Requirement -> Identify all lines of the data containing the string "auch" and copy them.

-- START Given information --

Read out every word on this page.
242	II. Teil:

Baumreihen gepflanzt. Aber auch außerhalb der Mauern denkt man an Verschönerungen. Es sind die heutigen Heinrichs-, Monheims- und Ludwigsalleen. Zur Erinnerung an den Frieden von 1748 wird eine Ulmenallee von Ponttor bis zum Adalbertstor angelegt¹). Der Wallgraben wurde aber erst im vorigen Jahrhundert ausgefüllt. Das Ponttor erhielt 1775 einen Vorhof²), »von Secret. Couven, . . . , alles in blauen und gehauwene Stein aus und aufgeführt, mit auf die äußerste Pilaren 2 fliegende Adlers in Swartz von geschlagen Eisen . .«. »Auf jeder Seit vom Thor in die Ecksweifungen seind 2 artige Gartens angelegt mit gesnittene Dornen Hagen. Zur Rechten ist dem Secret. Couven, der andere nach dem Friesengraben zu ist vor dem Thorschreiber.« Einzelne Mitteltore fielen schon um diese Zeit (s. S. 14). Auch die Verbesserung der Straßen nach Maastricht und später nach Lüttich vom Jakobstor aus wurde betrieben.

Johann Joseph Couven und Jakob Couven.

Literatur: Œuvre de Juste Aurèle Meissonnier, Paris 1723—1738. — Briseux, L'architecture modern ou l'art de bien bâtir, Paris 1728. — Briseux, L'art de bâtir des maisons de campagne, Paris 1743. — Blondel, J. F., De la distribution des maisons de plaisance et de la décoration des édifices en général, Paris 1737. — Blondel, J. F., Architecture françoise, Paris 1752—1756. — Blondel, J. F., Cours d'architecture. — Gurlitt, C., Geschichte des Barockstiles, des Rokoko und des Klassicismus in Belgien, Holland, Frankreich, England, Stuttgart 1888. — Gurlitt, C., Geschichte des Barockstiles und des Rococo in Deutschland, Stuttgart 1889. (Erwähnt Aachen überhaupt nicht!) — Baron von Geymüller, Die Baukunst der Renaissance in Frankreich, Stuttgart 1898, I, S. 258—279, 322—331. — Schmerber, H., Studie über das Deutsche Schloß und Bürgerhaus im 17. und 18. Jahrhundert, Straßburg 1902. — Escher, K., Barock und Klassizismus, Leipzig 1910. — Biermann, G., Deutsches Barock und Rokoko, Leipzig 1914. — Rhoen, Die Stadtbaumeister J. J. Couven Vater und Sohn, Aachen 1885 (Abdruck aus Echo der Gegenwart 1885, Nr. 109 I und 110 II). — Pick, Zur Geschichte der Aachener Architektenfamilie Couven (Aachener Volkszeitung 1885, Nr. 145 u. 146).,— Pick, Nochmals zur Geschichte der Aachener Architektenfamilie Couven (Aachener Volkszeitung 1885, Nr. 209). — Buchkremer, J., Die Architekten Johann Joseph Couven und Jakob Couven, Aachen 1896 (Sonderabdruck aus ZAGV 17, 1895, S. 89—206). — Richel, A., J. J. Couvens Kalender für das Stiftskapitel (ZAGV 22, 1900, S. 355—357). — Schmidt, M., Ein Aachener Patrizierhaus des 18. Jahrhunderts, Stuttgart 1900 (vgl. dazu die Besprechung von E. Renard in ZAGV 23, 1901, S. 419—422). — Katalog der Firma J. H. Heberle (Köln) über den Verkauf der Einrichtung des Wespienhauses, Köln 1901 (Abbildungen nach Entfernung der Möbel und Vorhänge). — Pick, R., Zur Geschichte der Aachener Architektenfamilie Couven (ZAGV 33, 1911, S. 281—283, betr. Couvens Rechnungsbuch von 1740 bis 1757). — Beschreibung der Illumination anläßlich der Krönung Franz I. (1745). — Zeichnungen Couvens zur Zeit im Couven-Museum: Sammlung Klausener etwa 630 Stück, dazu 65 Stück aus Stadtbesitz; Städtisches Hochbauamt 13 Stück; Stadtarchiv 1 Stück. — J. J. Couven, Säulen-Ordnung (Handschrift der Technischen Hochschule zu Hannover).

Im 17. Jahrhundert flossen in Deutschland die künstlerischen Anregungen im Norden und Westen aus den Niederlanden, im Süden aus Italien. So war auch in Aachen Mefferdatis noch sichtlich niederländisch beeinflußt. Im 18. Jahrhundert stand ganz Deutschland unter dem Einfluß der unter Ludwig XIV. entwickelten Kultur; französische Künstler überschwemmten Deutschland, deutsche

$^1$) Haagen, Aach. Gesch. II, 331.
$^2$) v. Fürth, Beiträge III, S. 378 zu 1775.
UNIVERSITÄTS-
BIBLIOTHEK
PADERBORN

-- END Given information --
-- START Given information --

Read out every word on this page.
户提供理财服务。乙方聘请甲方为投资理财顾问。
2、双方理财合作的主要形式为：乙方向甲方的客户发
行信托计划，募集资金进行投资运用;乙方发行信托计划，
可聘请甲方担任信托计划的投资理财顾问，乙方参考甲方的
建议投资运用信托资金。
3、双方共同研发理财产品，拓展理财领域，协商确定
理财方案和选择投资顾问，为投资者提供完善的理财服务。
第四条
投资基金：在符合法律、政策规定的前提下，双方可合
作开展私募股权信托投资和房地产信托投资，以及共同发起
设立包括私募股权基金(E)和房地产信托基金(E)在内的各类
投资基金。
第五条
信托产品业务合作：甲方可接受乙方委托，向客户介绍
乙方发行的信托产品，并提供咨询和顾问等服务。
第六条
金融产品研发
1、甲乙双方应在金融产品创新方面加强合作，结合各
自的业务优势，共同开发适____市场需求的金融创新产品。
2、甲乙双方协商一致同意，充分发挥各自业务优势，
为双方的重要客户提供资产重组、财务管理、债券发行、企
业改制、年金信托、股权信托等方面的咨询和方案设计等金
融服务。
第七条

-- END Given information --
-- START Given information --

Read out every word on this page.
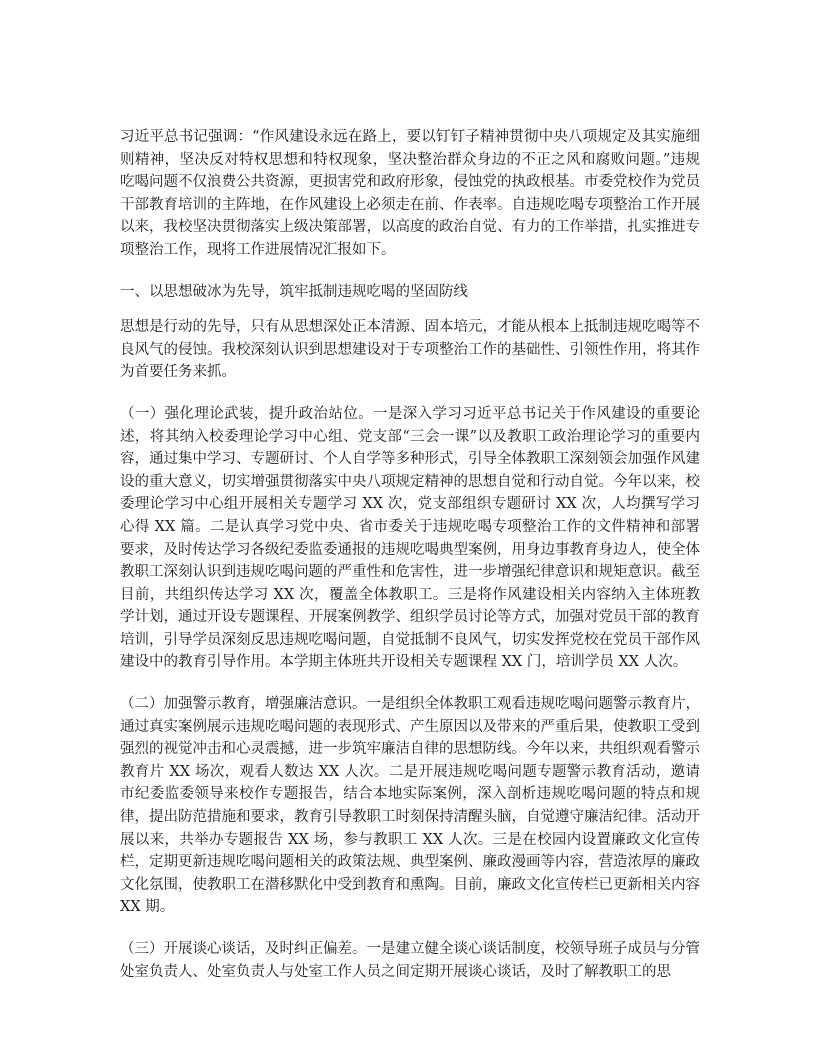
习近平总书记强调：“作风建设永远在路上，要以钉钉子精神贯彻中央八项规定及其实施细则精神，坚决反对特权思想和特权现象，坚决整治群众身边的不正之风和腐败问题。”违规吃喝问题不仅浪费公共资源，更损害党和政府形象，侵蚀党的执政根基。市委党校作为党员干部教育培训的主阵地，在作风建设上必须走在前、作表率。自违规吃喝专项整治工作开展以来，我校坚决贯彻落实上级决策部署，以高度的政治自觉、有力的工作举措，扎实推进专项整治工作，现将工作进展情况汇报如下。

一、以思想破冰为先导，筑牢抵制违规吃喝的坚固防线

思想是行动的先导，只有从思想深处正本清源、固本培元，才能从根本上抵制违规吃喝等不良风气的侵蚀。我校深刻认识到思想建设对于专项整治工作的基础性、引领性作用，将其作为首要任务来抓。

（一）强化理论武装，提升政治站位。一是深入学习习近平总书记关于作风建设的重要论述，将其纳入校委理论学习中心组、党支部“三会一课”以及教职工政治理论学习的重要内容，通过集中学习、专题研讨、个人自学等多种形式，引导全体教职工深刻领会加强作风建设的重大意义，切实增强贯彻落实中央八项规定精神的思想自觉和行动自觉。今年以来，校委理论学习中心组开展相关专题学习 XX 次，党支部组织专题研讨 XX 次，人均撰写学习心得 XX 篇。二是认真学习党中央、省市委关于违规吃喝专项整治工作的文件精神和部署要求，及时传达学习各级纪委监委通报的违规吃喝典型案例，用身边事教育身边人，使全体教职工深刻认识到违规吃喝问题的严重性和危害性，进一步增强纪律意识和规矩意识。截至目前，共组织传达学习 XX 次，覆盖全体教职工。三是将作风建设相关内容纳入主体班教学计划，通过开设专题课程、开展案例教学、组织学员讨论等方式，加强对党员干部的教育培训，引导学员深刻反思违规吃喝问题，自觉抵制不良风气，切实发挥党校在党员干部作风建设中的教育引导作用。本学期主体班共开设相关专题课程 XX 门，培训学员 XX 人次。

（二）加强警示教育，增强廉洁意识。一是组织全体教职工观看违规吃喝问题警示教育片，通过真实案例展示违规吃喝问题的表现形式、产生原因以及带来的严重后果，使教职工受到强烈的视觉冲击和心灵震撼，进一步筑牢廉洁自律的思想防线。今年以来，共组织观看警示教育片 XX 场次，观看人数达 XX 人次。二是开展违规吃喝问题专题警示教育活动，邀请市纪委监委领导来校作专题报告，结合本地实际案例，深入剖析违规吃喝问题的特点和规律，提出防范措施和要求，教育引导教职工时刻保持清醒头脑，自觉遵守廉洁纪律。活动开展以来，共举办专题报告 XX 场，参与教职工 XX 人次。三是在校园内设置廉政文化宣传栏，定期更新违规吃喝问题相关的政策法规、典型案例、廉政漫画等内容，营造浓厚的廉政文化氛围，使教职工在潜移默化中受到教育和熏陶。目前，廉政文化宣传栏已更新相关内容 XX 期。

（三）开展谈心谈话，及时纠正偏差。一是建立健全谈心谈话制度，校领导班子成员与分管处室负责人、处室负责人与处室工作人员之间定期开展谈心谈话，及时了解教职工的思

-- END Given information --

Solution below ->
Baumreihen gepflanzt. Aber auch außerhalb der Mauern denkt man an Verschönerungen. Es sind die heutigen Heinrichs-, Monheims- und Ludwigsalleen. Zur Erinnerung an den Frieden von 1748 wird eine Ulmenallee von Ponttor bis zum Adalbertstor angelegt¹). Der Wallgraben wurde aber erst im vorigen Jahrhundert ausgefüllt. Das Ponttor erhielt 1775 einen Vorhof²), »von Secret. Couven, . . . , alles in blauen und gehauwene Stein aus und aufgeführt, mit auf die äußerste Pilaren 2 fliegende Adlers in Swartz von geschlagen Eisen . .«. »Auf jeder Seit vom Thor in die Ecksweifungen seind 2 artige Gartens angelegt mit gesnittene Dornen Hagen. Zur Rechten ist dem Secret. Couven, der andere nach dem Friesengraben zu ist vor dem Thorschreiber.« Einzelne Mitteltore fielen schon um diese Zeit (s. S. 14). Auch die Verbesserung der Straßen nach Maastricht und später nach Lüttich vom Jakobstor aus wurde betrieben.
Im 17. Jahrhundert flossen in Deutschland die künstlerischen Anregungen im Norden und Westen aus den Niederlanden, im Süden aus Italien. So war auch in Aachen Mefferdatis noch sichtlich niederländisch beeinflußt. Im 18. Jahrhundert stand ganz Deutschland unter dem Einfluß der unter Ludwig XIV. entwickelten Kultur; französische Künstler überschwemmten Deutschland, deutsche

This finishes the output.